## İstenen
Aşağıdaki satırlar arasında "label" etiketini içerenlerin tümünü bulun ve her birini olduğu gibi kopyalayın. Büyük ve küçük harf ayrımı dikkate alınmalıdır.

[Bir koleksiyondan çıkarılan veriler]
__________

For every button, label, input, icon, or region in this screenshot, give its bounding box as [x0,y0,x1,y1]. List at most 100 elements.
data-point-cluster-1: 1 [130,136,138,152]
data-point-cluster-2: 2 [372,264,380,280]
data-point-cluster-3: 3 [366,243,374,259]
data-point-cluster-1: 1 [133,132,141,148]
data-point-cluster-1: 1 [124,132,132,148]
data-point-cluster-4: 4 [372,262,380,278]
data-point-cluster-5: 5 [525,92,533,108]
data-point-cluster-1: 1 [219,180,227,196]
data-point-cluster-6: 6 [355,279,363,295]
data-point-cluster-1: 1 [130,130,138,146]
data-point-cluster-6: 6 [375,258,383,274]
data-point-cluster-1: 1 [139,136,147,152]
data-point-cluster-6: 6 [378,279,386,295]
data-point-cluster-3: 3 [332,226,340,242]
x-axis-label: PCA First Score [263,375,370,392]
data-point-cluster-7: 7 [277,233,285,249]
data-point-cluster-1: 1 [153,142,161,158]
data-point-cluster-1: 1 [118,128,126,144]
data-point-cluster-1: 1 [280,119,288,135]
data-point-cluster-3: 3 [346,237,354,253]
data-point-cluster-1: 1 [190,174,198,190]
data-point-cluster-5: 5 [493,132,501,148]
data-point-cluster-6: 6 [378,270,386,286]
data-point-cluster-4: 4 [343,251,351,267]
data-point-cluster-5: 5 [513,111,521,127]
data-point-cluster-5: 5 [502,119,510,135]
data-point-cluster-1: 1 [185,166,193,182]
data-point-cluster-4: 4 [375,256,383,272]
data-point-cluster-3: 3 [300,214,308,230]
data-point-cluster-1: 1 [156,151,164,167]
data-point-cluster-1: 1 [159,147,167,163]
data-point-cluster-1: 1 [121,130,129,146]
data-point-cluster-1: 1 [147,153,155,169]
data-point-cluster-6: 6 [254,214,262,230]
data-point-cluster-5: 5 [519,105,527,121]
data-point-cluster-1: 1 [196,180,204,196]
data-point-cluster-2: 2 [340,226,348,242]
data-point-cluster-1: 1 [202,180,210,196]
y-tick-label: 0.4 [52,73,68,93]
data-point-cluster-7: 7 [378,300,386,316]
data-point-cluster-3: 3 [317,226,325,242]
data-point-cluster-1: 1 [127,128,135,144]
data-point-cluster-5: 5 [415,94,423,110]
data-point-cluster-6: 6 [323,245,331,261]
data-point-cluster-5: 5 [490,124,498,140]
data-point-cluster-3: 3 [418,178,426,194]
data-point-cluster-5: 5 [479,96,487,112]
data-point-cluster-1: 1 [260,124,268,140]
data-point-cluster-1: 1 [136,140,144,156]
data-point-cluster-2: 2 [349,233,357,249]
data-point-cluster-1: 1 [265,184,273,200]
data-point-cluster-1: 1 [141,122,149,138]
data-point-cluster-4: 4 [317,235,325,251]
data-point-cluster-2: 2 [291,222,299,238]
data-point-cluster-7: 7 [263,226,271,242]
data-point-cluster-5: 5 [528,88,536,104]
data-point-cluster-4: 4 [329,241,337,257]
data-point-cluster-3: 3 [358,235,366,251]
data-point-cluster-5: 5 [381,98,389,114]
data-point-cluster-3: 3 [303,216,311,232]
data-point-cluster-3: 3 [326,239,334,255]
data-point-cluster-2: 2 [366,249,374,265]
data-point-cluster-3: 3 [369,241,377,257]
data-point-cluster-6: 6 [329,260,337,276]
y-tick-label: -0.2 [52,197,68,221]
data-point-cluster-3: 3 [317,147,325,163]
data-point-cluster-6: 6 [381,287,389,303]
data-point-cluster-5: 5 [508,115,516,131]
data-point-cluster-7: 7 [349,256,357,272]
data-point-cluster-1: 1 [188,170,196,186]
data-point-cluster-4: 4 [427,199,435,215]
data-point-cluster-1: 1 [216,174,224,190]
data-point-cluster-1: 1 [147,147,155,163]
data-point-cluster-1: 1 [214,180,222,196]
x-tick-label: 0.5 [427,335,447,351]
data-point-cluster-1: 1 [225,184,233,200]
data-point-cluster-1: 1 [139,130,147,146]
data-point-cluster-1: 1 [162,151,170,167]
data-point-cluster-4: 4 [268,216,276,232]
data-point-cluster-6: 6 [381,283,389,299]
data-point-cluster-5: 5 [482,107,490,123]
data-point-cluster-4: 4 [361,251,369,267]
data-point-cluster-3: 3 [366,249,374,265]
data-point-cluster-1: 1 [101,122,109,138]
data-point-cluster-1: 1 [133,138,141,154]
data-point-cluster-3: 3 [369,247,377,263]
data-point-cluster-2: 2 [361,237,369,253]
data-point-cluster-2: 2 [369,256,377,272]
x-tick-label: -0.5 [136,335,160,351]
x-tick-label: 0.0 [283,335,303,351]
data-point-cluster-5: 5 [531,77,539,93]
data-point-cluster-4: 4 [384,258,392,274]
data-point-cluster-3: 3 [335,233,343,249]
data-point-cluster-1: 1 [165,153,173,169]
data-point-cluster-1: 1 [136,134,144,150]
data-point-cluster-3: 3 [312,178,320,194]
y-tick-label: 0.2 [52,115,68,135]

__________

## Çözüm
For every button, label, input, icon, or region in this screenshot, give its bounding box as [x0,y0,x1,y1]. List at most 100 elements.
x-axis-label: PCA First Score [263,375,370,392]
y-tick-label: 0.4 [52,73,68,93]
y-tick-label: -0.2 [52,197,68,221]
x-tick-label: 0.5 [427,335,447,351]
x-tick-label: -0.5 [136,335,160,351]
x-tick-label: 0.0 [283,335,303,351]
y-tick-label: 0.2 [52,115,68,135]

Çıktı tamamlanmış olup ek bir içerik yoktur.